• _Description of the task_:
All lines featuring the string "text" are to be listed.

Data excerpts:

## START

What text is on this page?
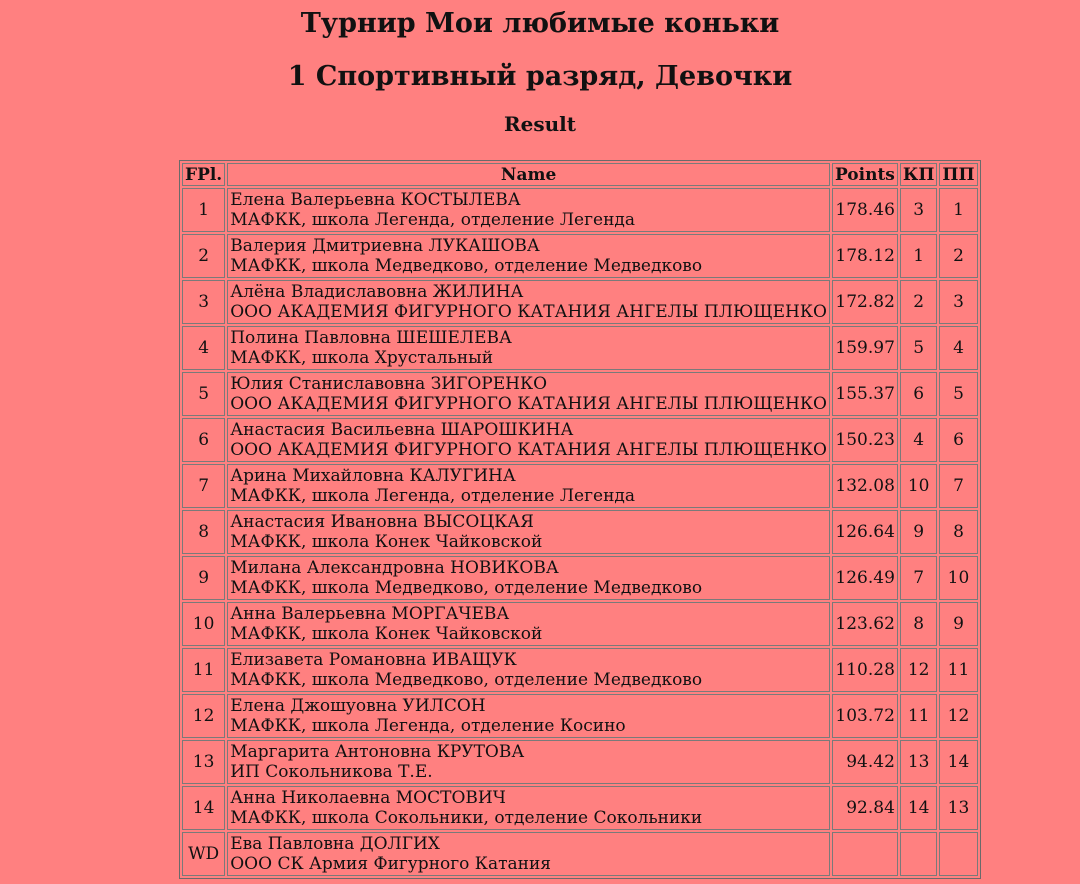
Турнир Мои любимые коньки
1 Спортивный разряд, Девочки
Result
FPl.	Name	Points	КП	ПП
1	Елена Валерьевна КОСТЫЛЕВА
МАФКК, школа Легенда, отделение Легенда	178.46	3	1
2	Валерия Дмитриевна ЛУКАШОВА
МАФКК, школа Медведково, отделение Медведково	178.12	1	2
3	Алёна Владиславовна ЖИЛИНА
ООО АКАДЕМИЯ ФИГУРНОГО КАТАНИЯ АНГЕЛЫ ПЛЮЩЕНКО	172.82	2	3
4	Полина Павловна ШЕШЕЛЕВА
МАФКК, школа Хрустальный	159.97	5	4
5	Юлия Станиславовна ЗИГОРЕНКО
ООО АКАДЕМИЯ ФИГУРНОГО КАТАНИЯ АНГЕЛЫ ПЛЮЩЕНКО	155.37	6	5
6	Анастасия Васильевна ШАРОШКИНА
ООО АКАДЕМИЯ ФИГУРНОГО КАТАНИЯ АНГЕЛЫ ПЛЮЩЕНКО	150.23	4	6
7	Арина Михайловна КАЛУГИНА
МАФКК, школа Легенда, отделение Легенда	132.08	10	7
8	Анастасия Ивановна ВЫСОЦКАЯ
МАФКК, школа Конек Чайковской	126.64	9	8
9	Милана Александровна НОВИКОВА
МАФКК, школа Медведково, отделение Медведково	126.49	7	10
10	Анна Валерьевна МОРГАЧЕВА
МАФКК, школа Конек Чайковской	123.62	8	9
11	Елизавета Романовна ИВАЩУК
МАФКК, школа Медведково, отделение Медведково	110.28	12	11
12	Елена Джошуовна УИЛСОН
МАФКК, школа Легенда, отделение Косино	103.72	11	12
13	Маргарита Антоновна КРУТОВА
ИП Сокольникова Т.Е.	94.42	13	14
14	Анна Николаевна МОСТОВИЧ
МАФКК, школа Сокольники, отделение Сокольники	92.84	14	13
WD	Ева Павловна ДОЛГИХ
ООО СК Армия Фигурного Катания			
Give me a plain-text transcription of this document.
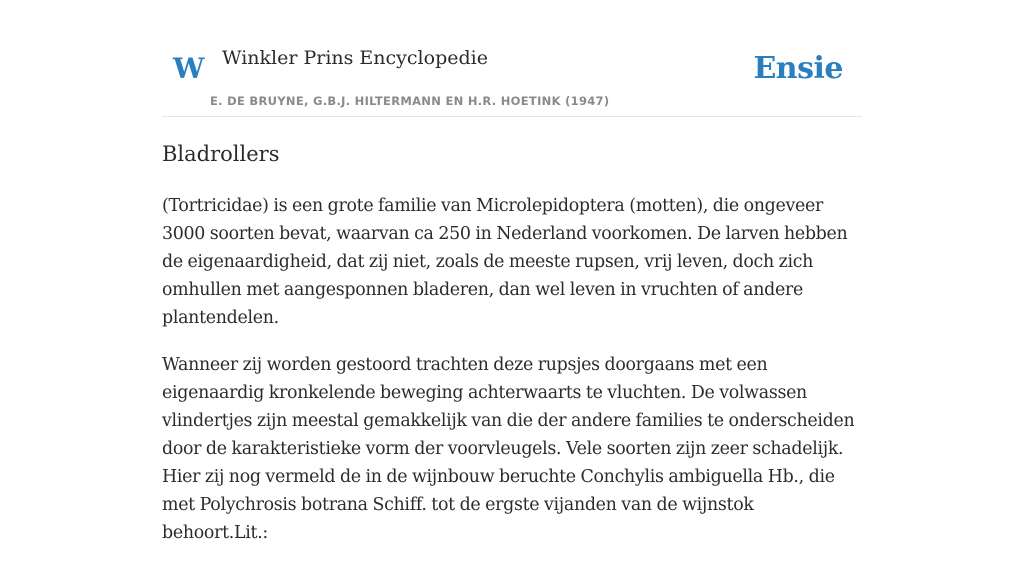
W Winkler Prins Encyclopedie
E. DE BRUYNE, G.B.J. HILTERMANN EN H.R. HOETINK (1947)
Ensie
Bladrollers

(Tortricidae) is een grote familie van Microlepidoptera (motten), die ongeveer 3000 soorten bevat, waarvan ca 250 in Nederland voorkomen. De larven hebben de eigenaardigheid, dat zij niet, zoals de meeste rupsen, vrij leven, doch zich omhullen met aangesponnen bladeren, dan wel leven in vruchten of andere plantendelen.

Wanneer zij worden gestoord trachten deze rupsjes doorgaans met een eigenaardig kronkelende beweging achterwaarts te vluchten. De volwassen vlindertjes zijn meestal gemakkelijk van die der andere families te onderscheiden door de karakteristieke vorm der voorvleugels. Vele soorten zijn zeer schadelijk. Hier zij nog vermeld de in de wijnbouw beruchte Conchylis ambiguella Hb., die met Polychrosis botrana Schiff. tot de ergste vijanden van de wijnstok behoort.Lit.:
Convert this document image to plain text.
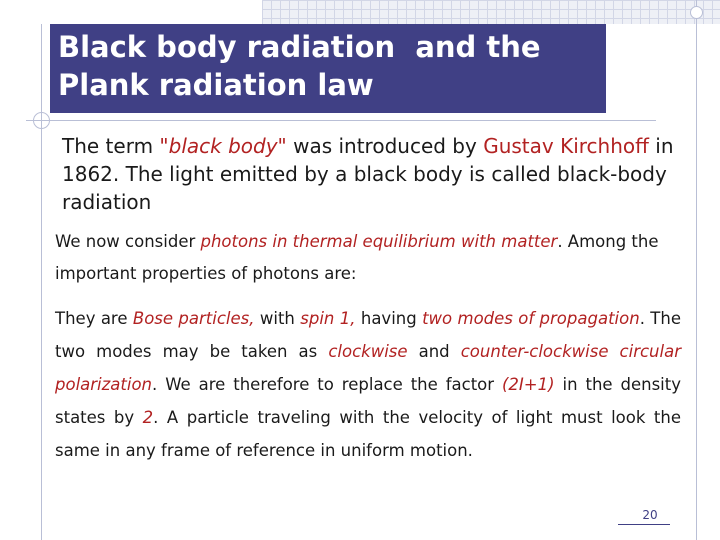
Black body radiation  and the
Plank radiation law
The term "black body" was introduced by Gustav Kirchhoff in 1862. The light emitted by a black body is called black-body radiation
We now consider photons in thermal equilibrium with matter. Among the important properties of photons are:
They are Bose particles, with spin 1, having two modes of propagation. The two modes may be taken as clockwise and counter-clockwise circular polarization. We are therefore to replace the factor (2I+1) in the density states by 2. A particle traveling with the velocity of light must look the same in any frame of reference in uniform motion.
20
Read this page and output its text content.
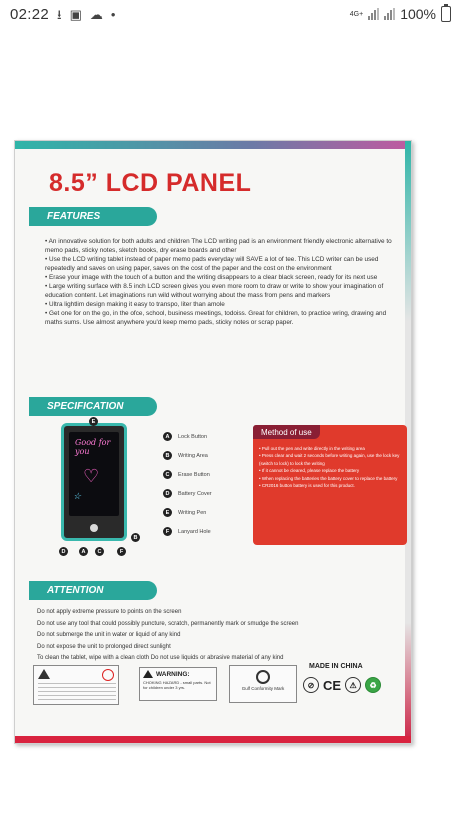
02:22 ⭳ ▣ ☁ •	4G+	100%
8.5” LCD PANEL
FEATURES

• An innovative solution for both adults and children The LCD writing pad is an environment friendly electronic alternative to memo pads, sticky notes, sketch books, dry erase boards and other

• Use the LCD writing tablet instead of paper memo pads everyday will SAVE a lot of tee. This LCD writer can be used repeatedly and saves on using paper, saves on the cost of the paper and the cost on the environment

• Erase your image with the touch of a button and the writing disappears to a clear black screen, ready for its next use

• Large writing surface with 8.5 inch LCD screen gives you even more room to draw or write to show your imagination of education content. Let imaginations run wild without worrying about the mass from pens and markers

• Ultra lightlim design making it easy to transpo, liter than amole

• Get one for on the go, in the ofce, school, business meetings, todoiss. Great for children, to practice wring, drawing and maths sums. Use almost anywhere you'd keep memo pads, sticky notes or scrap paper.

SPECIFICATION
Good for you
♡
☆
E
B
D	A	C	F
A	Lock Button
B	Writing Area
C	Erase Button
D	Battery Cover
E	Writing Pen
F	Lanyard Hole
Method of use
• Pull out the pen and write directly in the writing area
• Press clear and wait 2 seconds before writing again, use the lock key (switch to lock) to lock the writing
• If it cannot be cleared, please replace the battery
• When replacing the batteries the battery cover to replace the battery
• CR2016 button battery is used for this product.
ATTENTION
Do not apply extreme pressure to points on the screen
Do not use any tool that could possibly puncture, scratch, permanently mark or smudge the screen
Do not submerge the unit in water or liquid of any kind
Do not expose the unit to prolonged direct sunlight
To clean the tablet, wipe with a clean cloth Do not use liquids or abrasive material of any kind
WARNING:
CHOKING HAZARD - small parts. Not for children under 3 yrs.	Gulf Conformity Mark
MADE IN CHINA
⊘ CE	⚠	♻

## END

• _Result for this exercise_:
What text is on this page?
Give me a plain-text transcription of this document.
Convert this document image to plain text.
Read this page and output its text content.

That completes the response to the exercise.